----- Information given -----

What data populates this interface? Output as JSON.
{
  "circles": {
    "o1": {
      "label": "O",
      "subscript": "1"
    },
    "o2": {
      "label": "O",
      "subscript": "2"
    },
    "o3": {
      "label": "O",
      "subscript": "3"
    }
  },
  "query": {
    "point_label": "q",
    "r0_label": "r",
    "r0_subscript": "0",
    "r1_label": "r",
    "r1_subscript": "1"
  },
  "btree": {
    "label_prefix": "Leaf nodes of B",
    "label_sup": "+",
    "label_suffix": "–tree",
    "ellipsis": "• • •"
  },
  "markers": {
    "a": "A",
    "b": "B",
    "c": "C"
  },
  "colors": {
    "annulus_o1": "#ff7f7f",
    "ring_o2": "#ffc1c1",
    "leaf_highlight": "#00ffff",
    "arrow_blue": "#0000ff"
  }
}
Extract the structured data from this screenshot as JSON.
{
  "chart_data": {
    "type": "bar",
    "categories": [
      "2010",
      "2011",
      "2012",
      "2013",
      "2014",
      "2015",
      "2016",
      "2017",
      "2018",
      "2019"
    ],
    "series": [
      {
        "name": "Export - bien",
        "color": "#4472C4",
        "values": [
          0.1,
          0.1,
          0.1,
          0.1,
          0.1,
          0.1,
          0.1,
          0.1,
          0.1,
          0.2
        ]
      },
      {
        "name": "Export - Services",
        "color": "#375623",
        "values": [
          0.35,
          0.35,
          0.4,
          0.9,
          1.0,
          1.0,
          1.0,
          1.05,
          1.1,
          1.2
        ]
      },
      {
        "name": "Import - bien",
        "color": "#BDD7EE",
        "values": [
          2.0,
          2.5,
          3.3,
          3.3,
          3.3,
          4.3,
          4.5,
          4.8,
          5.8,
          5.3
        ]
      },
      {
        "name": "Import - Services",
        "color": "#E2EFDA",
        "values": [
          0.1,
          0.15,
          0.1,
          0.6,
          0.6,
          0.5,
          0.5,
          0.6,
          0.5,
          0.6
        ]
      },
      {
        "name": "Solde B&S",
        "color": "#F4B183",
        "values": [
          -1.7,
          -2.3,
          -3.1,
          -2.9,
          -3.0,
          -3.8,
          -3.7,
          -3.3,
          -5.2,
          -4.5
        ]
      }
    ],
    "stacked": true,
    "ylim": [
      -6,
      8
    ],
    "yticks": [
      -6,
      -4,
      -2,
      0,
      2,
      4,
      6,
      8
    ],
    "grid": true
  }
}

-----

* [Instructions for the task]:
Extract all lines containing the word "Export".

* [Exercise response]:
        "name": "Export - bien",
        "name": "Export - Services",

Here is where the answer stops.